[Your instructions] What follows are records. Restate all of them word for word.

[Raw data]
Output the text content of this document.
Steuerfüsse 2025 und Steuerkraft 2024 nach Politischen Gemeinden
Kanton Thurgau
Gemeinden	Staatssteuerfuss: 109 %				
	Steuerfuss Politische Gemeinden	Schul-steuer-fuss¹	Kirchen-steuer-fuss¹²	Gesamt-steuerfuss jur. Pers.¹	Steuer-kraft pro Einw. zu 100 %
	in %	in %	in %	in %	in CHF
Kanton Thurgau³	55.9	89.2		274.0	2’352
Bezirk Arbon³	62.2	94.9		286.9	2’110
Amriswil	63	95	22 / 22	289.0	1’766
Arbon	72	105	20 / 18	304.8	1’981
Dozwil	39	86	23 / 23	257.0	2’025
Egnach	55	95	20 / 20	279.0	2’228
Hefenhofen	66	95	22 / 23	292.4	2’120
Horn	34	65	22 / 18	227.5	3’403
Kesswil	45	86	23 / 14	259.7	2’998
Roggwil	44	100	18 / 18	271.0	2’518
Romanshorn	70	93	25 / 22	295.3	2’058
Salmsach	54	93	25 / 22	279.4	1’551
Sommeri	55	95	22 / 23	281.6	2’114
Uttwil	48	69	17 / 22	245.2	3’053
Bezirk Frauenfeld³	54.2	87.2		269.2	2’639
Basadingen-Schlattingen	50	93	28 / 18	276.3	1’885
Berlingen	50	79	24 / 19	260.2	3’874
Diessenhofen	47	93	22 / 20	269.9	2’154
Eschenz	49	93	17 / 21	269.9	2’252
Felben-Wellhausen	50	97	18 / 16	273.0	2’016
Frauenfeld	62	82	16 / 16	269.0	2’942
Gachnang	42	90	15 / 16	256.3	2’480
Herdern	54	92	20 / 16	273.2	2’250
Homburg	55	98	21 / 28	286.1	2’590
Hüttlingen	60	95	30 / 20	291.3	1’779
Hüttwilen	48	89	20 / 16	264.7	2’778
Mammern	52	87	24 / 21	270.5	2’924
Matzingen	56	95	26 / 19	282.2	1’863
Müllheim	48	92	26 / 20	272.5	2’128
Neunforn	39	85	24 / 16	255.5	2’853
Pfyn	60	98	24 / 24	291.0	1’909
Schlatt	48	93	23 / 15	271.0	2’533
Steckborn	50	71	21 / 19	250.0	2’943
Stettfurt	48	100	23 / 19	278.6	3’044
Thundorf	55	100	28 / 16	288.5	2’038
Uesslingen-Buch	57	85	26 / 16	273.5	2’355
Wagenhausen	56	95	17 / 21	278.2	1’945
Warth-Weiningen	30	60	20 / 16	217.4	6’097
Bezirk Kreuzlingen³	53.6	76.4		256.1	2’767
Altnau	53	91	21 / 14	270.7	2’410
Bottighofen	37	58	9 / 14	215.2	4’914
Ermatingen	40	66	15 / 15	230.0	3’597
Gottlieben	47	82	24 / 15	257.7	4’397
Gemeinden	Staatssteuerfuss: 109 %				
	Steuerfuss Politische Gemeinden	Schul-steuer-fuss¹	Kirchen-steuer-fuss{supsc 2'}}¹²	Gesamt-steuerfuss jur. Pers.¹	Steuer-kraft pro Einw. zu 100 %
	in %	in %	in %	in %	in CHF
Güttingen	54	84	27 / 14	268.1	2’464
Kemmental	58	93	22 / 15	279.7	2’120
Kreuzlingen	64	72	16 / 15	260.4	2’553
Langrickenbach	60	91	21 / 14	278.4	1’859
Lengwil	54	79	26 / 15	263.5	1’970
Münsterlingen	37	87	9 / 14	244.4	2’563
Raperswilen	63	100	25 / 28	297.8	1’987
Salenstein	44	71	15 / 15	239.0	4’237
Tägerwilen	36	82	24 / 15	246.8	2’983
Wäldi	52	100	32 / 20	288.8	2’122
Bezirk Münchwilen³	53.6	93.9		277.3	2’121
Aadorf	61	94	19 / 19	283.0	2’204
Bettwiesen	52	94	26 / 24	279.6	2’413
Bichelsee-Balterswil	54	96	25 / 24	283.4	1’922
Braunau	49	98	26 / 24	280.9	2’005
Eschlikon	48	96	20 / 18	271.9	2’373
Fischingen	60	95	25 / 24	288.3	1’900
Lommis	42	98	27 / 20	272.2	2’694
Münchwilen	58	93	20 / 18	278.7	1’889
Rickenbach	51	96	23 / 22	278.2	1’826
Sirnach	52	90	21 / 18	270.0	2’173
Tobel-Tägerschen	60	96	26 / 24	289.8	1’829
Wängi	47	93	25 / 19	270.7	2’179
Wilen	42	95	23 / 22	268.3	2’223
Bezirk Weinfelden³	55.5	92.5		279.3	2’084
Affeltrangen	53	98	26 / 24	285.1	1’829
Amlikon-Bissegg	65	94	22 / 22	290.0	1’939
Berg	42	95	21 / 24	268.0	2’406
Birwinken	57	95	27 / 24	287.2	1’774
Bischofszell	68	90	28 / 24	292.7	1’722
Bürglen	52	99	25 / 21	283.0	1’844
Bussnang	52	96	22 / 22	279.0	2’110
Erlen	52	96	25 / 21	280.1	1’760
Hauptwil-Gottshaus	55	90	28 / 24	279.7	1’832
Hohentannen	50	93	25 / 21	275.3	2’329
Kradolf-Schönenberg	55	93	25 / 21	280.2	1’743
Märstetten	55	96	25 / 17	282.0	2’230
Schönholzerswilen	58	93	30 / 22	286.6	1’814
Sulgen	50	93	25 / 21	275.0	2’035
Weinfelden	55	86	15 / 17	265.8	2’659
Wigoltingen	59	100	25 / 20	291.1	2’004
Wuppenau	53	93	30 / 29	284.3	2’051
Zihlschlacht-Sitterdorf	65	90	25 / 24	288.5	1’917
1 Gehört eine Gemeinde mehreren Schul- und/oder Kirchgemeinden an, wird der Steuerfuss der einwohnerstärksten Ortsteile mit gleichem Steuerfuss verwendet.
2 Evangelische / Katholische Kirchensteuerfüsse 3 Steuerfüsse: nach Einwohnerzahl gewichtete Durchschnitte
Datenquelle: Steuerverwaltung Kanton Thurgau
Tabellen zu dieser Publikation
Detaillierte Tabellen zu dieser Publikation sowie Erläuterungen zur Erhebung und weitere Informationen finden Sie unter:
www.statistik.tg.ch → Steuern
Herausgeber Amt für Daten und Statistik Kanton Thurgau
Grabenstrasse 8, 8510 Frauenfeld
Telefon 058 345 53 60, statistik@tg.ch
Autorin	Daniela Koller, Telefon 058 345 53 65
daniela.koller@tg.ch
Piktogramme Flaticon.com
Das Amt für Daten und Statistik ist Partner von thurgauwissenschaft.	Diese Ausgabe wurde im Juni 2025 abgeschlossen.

[Complete answer]
Output the text content of this document.
Steuerfüsse 2025 und Steuerkraft 2024 nach Politischen Gemeinden
Kanton Thurgau
Gemeinden	Staatssteuerfuss: 109 %				
	Steuerfuss Politische Gemeinden	Schul-steuer-fuss¹	Kirchen-steuer-fuss¹²	Gesamt-steuerfuss jur. Pers.¹	Steuer-kraft pro Einw. zu 100 %
	in %	in %	in %	in %	in CHF
Kanton Thurgau³	55.9	89.2		274.0	2’352
Bezirk Arbon³	62.2	94.9		286.9	2’110
Amriswil	63	95	22 / 22	289.0	1’766
Arbon	72	105	20 / 18	304.8	1’981
Dozwil	39	86	23 / 23	257.0	2’025
Egnach	55	95	20 / 20	279.0	2’228
Hefenhofen	66	95	22 / 23	292.4	2’120
Horn	34	65	22 / 18	227.5	3’403
Kesswil	45	86	23 / 14	259.7	2’998
Roggwil	44	100	18 / 18	271.0	2’518
Romanshorn	70	93	25 / 22	295.3	2’058
Salmsach	54	93	25 / 22	279.4	1’551
Sommeri	55	95	22 / 23	281.6	2’114
Uttwil	48	69	17 / 22	245.2	3’053
Bezirk Frauenfeld³	54.2	87.2		269.2	2’639
Basadingen-Schlattingen	50	93	28 / 18	276.3	1’885
Berlingen	50	79	24 / 19	260.2	3’874
Diessenhofen	47	93	22 / 20	269.9	2’154
Eschenz	49	93	17 / 21	269.9	2’252
Felben-Wellhausen	50	97	18 / 16	273.0	2’016
Frauenfeld	62	82	16 / 16	269.0	2’942
Gachnang	42	90	15 / 16	256.3	2’480
Herdern	54	92	20 / 16	273.2	2’250
Homburg	55	98	21 / 28	286.1	2’590
Hüttlingen	60	95	30 / 20	291.3	1’779
Hüttwilen	48	89	20 / 16	264.7	2’778
Mammern	52	87	24 / 21	270.5	2’924
Matzingen	56	95	26 / 19	282.2	1’863
Müllheim	48	92	26 / 20	272.5	2’128
Neunforn	39	85	24 / 16	255.5	2’853
Pfyn	60	98	24 / 24	291.0	1’909
Schlatt	48	93	23 / 15	271.0	2’533
Steckborn	50	71	21 / 19	250.0	2’943
Stettfurt	48	100	23 / 19	278.6	3’044
Thundorf	55	100	28 / 16	288.5	2’038
Uesslingen-Buch	57	85	26 / 16	273.5	2’355
Wagenhausen	56	95	17 / 21	278.2	1’945
Warth-Weiningen	30	60	20 / 16	217.4	6’097
Bezirk Kreuzlingen³	53.6	76.4		256.1	2’767
Altnau	53	91	21 / 14	270.7	2’410
Bottighofen	37	58	9 / 14	215.2	4’914
Ermatingen	40	66	15 / 15	230.0	3’597
Gottlieben	47	82	24 / 15	257.7	4’397
Gemeinden	Staatssteuerfuss: 109 %				
	Steuerfuss Politische Gemeinden	Schul-steuer-fuss¹	Kirchen-steuer-fuss{supsc 2'}}¹²	Gesamt-steuerfuss jur. Pers.¹	Steuer-kraft pro Einw. zu 100 %
	in %	in %	in %	in %	in CHF
Güttingen	54	84	27 / 14	268.1	2’464
Kemmental	58	93	22 / 15	279.7	2’120
Kreuzlingen	64	72	16 / 15	260.4	2’553
Langrickenbach	60	91	21 / 14	278.4	1’859
Lengwil	54	79	26 / 15	263.5	1’970
Münsterlingen	37	87	9 / 14	244.4	2’563
Raperswilen	63	100	25 / 28	297.8	1’987
Salenstein	44	71	15 / 15	239.0	4’237
Tägerwilen	36	82	24 / 15	246.8	2’983
Wäldi	52	100	32 / 20	288.8	2’122
Bezirk Münchwilen³	53.6	93.9		277.3	2’121
Aadorf	61	94	19 / 19	283.0	2’204
Bettwiesen	52	94	26 / 24	279.6	2’413
Bichelsee-Balterswil	54	96	25 / 24	283.4	1’922
Braunau	49	98	26 / 24	280.9	2’005
Eschlikon	48	96	20 / 18	271.9	2’373
Fischingen	60	95	25 / 24	288.3	1’900
Lommis	42	98	27 / 20	272.2	2’694
Münchwilen	58	93	20 / 18	278.7	1’889
Rickenbach	51	96	23 / 22	278.2	1’826
Sirnach	52	90	21 / 18	270.0	2’173
Tobel-Tägerschen	60	96	26 / 24	289.8	1’829
Wängi	47	93	25 / 19	270.7	2’179
Wilen	42	95	23 / 22	268.3	2’223
Bezirk Weinfelden³	55.5	92.5		279.3	2’084
Affeltrangen	53	98	26 / 24	285.1	1’829
Amlikon-Bissegg	65	94	22 / 22	290.0	1’939
Berg	42	95	21 / 24	268.0	2’406
Birwinken	57	95	27 / 24	287.2	1’774
Bischofszell	68	90	28 / 24	292.7	1’722
Bürglen	52	99	25 / 21	283.0	1’844
Bussnang	52	96	22 / 22	279.0	2’110
Erlen	52	96	25 / 21	280.1	1’760
Hauptwil-Gottshaus	55	90	28 / 24	279.7	1’832
Hohentannen	50	93	25 / 21	275.3	2’329
Kradolf-Schönenberg	55	93	25 / 21	280.2	1’743
Märstetten	55	96	25 / 17	282.0	2’230
Schönholzerswilen	58	93	30 / 22	286.6	1’814
Sulgen	50	93	25 / 21	275.0	2’035
Weinfelden	55	86	15 / 17	265.8	2’659
Wigoltingen	59	100	25 / 20	291.1	2’004
Wuppenau	53	93	30 / 29	284.3	2’051
Zihlschlacht-Sitterdorf	65	90	25 / 24	288.5	1’917
1 Gehört eine Gemeinde mehreren Schul- und/oder Kirchgemeinden an, wird der Steuerfuss der einwohnerstärksten Ortsteile mit gleichem Steuerfuss verwendet.
2 Evangelische / Katholische Kirchensteuerfüsse 3 Steuerfüsse: nach Einwohnerzahl gewichtete Durchschnitte
Datenquelle: Steuerverwaltung Kanton Thurgau
Tabellen zu dieser Publikation
Detaillierte Tabellen zu dieser Publikation sowie Erläuterungen zur Erhebung und weitere Informationen finden Sie unter:
www.statistik.tg.ch → Steuern
Herausgeber Amt für Daten und Statistik Kanton Thurgau
Grabenstrasse 8, 8510 Frauenfeld
Telefon 058 345 53 60, statistik@tg.ch
Autorin	Daniela Koller, Telefon 058 345 53 65
daniela.koller@tg.ch
Piktogramme Flaticon.com
Das Amt für Daten und Statistik ist Partner von thurgauwissenschaft.	Diese Ausgabe wurde im Juni 2025 abgeschlossen.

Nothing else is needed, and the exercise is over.